* begin Data in this exercise *
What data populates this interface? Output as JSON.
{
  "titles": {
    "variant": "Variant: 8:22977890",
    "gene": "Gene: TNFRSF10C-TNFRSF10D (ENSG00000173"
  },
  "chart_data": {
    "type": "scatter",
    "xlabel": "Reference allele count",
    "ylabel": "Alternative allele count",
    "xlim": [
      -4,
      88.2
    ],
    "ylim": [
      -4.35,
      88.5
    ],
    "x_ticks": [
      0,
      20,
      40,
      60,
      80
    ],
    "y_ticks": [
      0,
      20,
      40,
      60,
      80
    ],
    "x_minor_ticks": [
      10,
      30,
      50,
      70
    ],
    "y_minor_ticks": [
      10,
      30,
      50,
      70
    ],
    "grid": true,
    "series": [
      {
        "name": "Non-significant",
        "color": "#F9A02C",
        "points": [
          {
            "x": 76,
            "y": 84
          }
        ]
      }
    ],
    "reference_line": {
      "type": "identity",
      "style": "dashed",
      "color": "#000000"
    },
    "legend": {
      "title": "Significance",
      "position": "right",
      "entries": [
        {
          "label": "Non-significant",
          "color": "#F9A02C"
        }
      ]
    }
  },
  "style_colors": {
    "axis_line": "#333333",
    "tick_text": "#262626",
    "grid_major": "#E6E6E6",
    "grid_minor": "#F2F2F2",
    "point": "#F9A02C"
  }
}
* end Data in this exercise *
Restate each entry exactly, skipping none.

# Complete answer:
What data populates this interface? Output as JSON.
{
  "titles": {
    "variant": "Variant: 8:22977890",
    "gene": "Gene: TNFRSF10C-TNFRSF10D (ENSG00000173"
  },
  "chart_data": {
    "type": "scatter",
    "xlabel": "Reference allele count",
    "ylabel": "Alternative allele count",
    "xlim": [
      -4,
      88.2
    ],
    "ylim": [
      -4.35,
      88.5
    ],
    "x_ticks": [
      0,
      20,
      40,
      60,
      80
    ],
    "y_ticks": [
      0,
      20,
      40,
      60,
      80
    ],
    "x_minor_ticks": [
      10,
      30,
      50,
      70
    ],
    "y_minor_ticks": [
      10,
      30,
      50,
      70
    ],
    "grid": true,
    "series": [
      {
        "name": "Non-significant",
        "color": "#F9A02C",
        "points": [
          {
            "x": 76,
            "y": 84
          }
        ]
      }
    ],
    "reference_line": {
      "type": "identity",
      "style": "dashed",
      "color": "#000000"
    },
    "legend": {
      "title": "Significance",
      "position": "right",
      "entries": [
        {
          "label": "Non-significant",
          "color": "#F9A02C"
        }
      ]
    }
  },
  "style_colors": {
    "axis_line": "#333333",
    "tick_text": "#262626",
    "grid_major": "#E6E6E6",
    "grid_minor": "#F2F2F2",
    "point": "#F9A02C"
  }
}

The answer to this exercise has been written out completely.